● Task statement:
Reproduce all entries word for word.

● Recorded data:
---------------

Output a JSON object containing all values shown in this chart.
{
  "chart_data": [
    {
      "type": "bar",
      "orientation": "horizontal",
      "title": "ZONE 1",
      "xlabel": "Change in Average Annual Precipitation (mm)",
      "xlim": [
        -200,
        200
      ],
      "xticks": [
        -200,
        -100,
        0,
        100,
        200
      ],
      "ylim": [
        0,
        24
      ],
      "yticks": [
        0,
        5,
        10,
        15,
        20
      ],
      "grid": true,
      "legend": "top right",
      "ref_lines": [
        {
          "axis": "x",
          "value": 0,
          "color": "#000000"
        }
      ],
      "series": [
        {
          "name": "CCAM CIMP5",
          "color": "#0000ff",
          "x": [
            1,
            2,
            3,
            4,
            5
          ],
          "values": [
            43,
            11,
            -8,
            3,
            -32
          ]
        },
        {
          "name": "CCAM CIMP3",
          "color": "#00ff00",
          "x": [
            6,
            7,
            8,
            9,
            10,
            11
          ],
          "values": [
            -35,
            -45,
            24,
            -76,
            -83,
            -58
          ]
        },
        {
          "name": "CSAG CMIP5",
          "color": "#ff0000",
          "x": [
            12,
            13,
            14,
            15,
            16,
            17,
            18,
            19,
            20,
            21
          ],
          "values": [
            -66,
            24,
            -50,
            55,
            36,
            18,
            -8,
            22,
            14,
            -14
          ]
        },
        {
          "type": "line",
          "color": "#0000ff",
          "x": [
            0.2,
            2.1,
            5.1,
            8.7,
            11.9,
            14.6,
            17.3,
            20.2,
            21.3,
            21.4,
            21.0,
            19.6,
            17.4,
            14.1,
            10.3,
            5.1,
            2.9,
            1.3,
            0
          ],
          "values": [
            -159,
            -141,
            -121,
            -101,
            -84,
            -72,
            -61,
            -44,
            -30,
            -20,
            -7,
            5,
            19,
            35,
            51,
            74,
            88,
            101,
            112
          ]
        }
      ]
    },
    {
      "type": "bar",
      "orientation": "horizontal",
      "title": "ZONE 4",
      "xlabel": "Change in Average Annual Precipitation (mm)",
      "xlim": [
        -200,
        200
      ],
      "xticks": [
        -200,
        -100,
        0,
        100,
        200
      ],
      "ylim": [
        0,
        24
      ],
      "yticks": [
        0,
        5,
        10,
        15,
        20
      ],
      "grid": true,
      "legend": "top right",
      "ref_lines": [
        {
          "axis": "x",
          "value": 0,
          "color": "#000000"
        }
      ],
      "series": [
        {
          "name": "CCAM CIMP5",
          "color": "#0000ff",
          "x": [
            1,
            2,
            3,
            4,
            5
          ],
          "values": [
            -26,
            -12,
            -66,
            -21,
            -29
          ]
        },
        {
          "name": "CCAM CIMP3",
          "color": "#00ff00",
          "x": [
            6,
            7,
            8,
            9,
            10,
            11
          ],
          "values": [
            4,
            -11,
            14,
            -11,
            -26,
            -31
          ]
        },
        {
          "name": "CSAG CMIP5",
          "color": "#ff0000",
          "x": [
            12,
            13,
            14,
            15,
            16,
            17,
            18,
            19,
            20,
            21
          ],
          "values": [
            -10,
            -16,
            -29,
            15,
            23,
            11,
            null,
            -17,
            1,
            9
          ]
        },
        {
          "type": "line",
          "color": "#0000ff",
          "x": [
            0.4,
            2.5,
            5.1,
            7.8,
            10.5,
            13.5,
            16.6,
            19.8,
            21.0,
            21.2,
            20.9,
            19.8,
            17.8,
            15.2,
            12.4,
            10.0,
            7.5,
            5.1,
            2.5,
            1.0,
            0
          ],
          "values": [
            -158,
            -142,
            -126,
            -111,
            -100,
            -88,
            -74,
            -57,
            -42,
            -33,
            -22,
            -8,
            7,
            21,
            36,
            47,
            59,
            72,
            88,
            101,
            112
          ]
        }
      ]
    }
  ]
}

---------------

● Task response:
Output a JSON object containing all values shown in this chart.
{
  "chart_data": [
    {
      "type": "bar",
      "orientation": "horizontal",
      "title": "ZONE 1",
      "xlabel": "Change in Average Annual Precipitation (mm)",
      "xlim": [
        -200,
        200
      ],
      "xticks": [
        -200,
        -100,
        0,
        100,
        200
      ],
      "ylim": [
        0,
        24
      ],
      "yticks": [
        0,
        5,
        10,
        15,
        20
      ],
      "grid": true,
      "legend": "top right",
      "ref_lines": [
        {
          "axis": "x",
          "value": 0,
          "color": "#000000"
        }
      ],
      "series": [
        {
          "name": "CCAM CIMP5",
          "color": "#0000ff",
          "x": [
            1,
            2,
            3,
            4,
            5
          ],
          "values": [
            43,
            11,
            -8,
            3,
            -32
          ]
        },
        {
          "name": "CCAM CIMP3",
          "color": "#00ff00",
          "x": [
            6,
            7,
            8,
            9,
            10,
            11
          ],
          "values": [
            -35,
            -45,
            24,
            -76,
            -83,
            -58
          ]
        },
        {
          "name": "CSAG CMIP5",
          "color": "#ff0000",
          "x": [
            12,
            13,
            14,
            15,
            16,
            17,
            18,
            19,
            20,
            21
          ],
          "values": [
            -66,
            24,
            -50,
            55,
            36,
            18,
            -8,
            22,
            14,
            -14
          ]
        },
        {
          "type": "line",
          "color": "#0000ff",
          "x": [
            0.2,
            2.1,
            5.1,
            8.7,
            11.9,
            14.6,
            17.3,
            20.2,
            21.3,
            21.4,
            21.0,
            19.6,
            17.4,
            14.1,
            10.3,
            5.1,
            2.9,
            1.3,
            0
          ],
          "values": [
            -159,
            -141,
            -121,
            -101,
            -84,
            -72,
            -61,
            -44,
            -30,
            -20,
            -7,
            5,
            19,
            35,
            51,
            74,
            88,
            101,
            112
          ]
        }
      ]
    },
    {
      "type": "bar",
      "orientation": "horizontal",
      "title": "ZONE 4",
      "xlabel": "Change in Average Annual Precipitation (mm)",
      "xlim": [
        -200,
        200
      ],
      "xticks": [
        -200,
        -100,
        0,
        100,
        200
      ],
      "ylim": [
        0,
        24
      ],
      "yticks": [
        0,
        5,
        10,
        15,
        20
      ],
      "grid": true,
      "legend": "top right",
      "ref_lines": [
        {
          "axis": "x",
          "value": 0,
          "color": "#000000"
        }
      ],
      "series": [
        {
          "name": "CCAM CIMP5",
          "color": "#0000ff",
          "x": [
            1,
            2,
            3,
            4,
            5
          ],
          "values": [
            -26,
            -12,
            -66,
            -21,
            -29
          ]
        },
        {
          "name": "CCAM CIMP3",
          "color": "#00ff00",
          "x": [
            6,
            7,
            8,
            9,
            10,
            11
          ],
          "values": [
            4,
            -11,
            14,
            -11,
            -26,
            -31
          ]
        },
        {
          "name": "CSAG CMIP5",
          "color": "#ff0000",
          "x": [
            12,
            13,
            14,
            15,
            16,
            17,
            18,
            19,
            20,
            21
          ],
          "values": [
            -10,
            -16,
            -29,
            15,
            23,
            11,
            null,
            -17,
            1,
            9
          ]
        },
        {
          "type": "line",
          "color": "#0000ff",
          "x": [
            0.4,
            2.5,
            5.1,
            7.8,
            10.5,
            13.5,
            16.6,
            19.8,
            21.0,
            21.2,
            20.9,
            19.8,
            17.8,
            15.2,
            12.4,
            10.0,
            7.5,
            5.1,
            2.5,
            1.0,
            0
          ],
          "values": [
            -158,
            -142,
            -126,
            -111,
            -100,
            -88,
            -74,
            -57,
            -42,
            -33,
            -22,
            -8,
            7,
            21,
            36,
            47,
            59,
            72,
            88,
            101,
            112
          ]
        }
      ]
    }
  ]
}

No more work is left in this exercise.